### Exercise goal
Return all of the data exactly as written, without the pictures.

### Records for processing

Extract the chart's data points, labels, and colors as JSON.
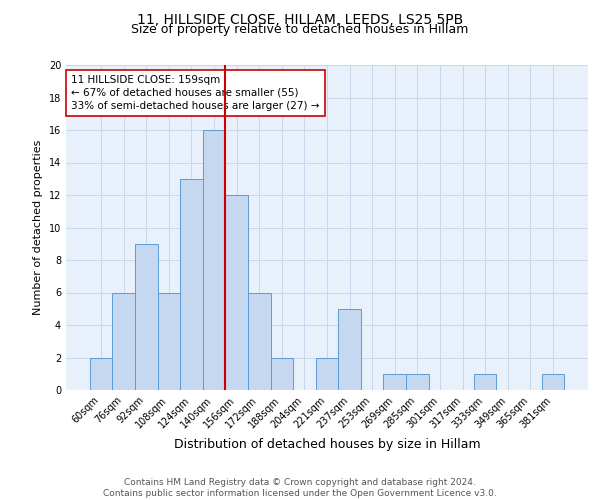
{
  "title1": "11, HILLSIDE CLOSE, HILLAM, LEEDS, LS25 5PB",
  "title2": "Size of property relative to detached houses in Hillam",
  "xlabel": "Distribution of detached houses by size in Hillam",
  "ylabel": "Number of detached properties",
  "categories": [
    "60sqm",
    "76sqm",
    "92sqm",
    "108sqm",
    "124sqm",
    "140sqm",
    "156sqm",
    "172sqm",
    "188sqm",
    "204sqm",
    "221sqm",
    "237sqm",
    "253sqm",
    "269sqm",
    "285sqm",
    "301sqm",
    "317sqm",
    "333sqm",
    "349sqm",
    "365sqm",
    "381sqm"
  ],
  "values": [
    2,
    6,
    9,
    6,
    13,
    16,
    12,
    6,
    2,
    0,
    2,
    5,
    0,
    1,
    1,
    0,
    0,
    1,
    0,
    0,
    1
  ],
  "bar_color": "#c5d8f0",
  "bar_edge_color": "#5b9bd5",
  "subject_line_color": "#cc0000",
  "annotation_text": "11 HILLSIDE CLOSE: 159sqm\n← 67% of detached houses are smaller (55)\n33% of semi-detached houses are larger (27) →",
  "annotation_box_color": "white",
  "annotation_box_edge_color": "#cc0000",
  "ylim": [
    0,
    20
  ],
  "yticks": [
    0,
    2,
    4,
    6,
    8,
    10,
    12,
    14,
    16,
    18,
    20
  ],
  "grid_color": "#c8d8ec",
  "background_color": "#e8f0fb",
  "footer_text": "Contains HM Land Registry data © Crown copyright and database right 2024.\nContains public sector information licensed under the Open Government Licence v3.0.",
  "title1_fontsize": 10,
  "title2_fontsize": 9,
  "xlabel_fontsize": 9,
  "ylabel_fontsize": 8,
  "tick_fontsize": 7,
  "annotation_fontsize": 7.5,
  "footer_fontsize": 6.5
}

### Task solution
Extract the chart's data points, labels, and colors as JSON.
{
  "title1": "11, HILLSIDE CLOSE, HILLAM, LEEDS, LS25 5PB",
  "title2": "Size of property relative to detached houses in Hillam",
  "xlabel": "Distribution of detached houses by size in Hillam",
  "ylabel": "Number of detached properties",
  "categories": [
    "60sqm",
    "76sqm",
    "92sqm",
    "108sqm",
    "124sqm",
    "140sqm",
    "156sqm",
    "172sqm",
    "188sqm",
    "204sqm",
    "221sqm",
    "237sqm",
    "253sqm",
    "269sqm",
    "285sqm",
    "301sqm",
    "317sqm",
    "333sqm",
    "349sqm",
    "365sqm",
    "381sqm"
  ],
  "values": [
    2,
    6,
    9,
    6,
    13,
    16,
    12,
    6,
    2,
    0,
    2,
    5,
    0,
    1,
    1,
    0,
    0,
    1,
    0,
    0,
    1
  ],
  "bar_color": "#c5d8f0",
  "bar_edge_color": "#5b9bd5",
  "subject_line_color": "#cc0000",
  "annotation_text": "11 HILLSIDE CLOSE: 159sqm\n← 67% of detached houses are smaller (55)\n33% of semi-detached houses are larger (27) →",
  "annotation_box_color": "white",
  "annotation_box_edge_color": "#cc0000",
  "ylim": [
    0,
    20
  ],
  "yticks": [
    0,
    2,
    4,
    6,
    8,
    10,
    12,
    14,
    16,
    18,
    20
  ],
  "grid_color": "#c8d8ec",
  "background_color": "#e8f0fb",
  "footer_text": "Contains HM Land Registry data © Crown copyright and database right 2024.\nContains public sector information licensed under the Open Government Licence v3.0.",
  "title1_fontsize": 10,
  "title2_fontsize": 9,
  "xlabel_fontsize": 9,
  "ylabel_fontsize": 8,
  "tick_fontsize": 7,
  "annotation_fontsize": 7.5,
  "footer_fontsize": 6.5
}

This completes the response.